Return each line that holds the word "desc".

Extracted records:
☆ ☆ ☆ ☆ ☆ ☆ ☆

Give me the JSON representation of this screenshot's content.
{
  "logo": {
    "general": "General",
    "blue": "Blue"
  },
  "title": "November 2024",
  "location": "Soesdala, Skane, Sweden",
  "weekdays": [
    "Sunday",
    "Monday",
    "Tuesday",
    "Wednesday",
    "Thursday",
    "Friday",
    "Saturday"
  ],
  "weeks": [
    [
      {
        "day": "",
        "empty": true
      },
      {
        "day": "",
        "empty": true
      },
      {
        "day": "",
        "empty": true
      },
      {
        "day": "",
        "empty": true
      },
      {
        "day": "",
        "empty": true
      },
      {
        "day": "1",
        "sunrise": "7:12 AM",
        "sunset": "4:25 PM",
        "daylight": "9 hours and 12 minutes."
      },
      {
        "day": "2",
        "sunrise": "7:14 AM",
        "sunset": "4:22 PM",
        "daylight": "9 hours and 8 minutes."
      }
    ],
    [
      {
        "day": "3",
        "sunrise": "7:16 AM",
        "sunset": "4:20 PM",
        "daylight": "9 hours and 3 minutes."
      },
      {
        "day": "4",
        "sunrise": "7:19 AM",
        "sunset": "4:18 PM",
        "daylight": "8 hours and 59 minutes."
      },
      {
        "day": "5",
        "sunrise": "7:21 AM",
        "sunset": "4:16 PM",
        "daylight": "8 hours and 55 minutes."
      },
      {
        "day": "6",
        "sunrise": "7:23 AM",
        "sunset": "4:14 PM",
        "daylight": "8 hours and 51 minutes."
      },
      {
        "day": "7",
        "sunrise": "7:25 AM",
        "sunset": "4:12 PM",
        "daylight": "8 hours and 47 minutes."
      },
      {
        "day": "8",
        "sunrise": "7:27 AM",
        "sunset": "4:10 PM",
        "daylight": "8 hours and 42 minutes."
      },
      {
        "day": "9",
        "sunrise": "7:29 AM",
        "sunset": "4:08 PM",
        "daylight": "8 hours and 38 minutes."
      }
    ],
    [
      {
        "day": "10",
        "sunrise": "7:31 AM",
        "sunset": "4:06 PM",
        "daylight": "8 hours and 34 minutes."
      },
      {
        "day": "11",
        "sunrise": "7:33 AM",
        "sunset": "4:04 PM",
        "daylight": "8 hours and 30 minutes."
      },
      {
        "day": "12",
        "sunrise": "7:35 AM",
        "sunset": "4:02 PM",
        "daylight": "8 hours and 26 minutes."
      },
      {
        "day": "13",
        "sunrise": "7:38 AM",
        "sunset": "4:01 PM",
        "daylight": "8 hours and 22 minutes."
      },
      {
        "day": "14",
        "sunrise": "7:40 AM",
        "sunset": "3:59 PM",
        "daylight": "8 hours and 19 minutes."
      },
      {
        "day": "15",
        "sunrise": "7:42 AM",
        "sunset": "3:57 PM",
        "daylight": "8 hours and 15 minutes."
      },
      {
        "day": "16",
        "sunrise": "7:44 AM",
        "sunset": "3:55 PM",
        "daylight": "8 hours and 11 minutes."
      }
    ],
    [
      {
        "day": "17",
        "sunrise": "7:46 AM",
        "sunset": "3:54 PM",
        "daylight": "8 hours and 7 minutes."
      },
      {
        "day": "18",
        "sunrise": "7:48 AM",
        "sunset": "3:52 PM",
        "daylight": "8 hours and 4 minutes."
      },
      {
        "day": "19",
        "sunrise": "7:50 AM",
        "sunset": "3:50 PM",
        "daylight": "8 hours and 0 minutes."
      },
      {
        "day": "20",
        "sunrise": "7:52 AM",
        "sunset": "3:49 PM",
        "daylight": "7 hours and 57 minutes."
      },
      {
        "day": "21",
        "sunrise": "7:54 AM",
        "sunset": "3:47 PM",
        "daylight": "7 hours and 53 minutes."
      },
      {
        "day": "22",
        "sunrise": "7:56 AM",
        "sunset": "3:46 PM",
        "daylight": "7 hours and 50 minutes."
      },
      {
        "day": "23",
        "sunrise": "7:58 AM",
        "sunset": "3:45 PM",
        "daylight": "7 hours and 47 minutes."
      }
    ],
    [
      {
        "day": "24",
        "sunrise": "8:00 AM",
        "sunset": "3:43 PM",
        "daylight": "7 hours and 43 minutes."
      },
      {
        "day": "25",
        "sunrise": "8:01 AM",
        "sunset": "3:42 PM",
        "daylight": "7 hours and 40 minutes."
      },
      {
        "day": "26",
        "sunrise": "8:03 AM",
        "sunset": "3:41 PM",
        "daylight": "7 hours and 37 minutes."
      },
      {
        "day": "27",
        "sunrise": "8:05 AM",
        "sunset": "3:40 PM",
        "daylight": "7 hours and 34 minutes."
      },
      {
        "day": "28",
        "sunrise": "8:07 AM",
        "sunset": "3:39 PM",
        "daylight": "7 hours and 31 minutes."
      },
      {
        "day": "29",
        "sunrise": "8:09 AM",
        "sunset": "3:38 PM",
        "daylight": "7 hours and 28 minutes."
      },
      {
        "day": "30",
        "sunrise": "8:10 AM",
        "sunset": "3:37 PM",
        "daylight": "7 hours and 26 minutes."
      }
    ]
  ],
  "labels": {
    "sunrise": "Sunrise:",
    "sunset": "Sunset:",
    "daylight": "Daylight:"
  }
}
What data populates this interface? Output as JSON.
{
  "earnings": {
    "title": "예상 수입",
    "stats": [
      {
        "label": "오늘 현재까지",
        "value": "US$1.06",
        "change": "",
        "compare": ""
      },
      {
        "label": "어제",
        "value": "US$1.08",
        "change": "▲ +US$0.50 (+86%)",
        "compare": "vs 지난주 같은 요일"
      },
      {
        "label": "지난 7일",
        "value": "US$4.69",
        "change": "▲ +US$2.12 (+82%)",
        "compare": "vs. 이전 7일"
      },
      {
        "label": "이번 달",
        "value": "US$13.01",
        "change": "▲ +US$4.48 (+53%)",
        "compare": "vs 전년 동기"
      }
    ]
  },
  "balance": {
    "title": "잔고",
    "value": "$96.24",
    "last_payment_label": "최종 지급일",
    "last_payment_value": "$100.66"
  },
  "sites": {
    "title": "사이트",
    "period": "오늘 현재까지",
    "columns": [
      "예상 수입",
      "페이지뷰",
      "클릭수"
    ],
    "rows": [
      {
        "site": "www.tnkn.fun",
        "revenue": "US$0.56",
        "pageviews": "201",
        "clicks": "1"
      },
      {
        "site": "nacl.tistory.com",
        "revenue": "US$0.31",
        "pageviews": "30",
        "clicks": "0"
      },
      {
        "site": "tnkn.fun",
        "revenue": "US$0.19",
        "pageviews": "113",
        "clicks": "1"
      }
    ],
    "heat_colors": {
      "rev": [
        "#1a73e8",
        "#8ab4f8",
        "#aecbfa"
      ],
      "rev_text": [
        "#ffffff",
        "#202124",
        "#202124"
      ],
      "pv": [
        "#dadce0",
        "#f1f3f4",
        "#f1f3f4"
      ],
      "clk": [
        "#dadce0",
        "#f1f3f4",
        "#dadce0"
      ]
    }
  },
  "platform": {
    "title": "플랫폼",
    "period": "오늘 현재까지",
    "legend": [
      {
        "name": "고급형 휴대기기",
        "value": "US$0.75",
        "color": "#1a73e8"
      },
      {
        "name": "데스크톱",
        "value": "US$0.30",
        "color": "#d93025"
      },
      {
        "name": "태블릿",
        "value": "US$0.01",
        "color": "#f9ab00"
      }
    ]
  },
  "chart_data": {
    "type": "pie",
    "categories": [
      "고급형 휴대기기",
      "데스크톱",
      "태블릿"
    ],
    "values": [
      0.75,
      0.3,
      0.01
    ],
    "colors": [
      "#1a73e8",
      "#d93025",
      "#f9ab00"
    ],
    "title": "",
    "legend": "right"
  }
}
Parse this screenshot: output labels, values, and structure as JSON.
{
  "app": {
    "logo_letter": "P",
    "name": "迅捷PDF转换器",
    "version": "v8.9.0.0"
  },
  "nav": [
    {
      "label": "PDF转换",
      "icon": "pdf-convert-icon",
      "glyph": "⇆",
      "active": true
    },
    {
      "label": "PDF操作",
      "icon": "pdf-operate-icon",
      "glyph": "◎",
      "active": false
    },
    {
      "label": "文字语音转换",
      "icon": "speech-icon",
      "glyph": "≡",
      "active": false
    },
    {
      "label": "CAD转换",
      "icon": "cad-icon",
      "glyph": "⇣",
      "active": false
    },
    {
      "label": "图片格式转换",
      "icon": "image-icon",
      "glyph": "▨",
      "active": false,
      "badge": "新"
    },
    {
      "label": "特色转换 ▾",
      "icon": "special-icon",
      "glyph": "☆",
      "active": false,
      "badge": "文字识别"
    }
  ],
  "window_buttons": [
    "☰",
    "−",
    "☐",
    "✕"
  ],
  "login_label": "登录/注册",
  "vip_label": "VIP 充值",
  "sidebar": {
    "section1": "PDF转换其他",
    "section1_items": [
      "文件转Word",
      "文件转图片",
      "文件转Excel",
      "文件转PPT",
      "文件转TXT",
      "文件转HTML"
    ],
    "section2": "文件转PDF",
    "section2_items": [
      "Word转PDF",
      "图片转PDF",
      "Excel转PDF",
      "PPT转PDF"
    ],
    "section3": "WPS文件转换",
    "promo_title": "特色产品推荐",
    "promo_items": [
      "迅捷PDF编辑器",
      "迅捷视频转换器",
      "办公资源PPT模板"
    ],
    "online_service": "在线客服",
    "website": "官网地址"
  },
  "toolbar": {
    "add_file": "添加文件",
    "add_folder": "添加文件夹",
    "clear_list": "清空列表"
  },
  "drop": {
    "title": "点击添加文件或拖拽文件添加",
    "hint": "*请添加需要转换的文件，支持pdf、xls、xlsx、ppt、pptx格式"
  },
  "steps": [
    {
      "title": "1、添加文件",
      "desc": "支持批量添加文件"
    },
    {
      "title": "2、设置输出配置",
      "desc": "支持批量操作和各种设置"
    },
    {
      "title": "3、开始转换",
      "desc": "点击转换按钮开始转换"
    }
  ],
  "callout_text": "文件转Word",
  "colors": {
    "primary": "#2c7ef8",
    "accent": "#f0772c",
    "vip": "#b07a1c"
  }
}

☆ ☆ ☆ ☆ ☆ ☆ ☆

> TASK ANSWER
      "desc": "支持批量添加文件"
      "desc": "支持批量操作和各种设置"
      "desc": "点击转换按钮开始转换"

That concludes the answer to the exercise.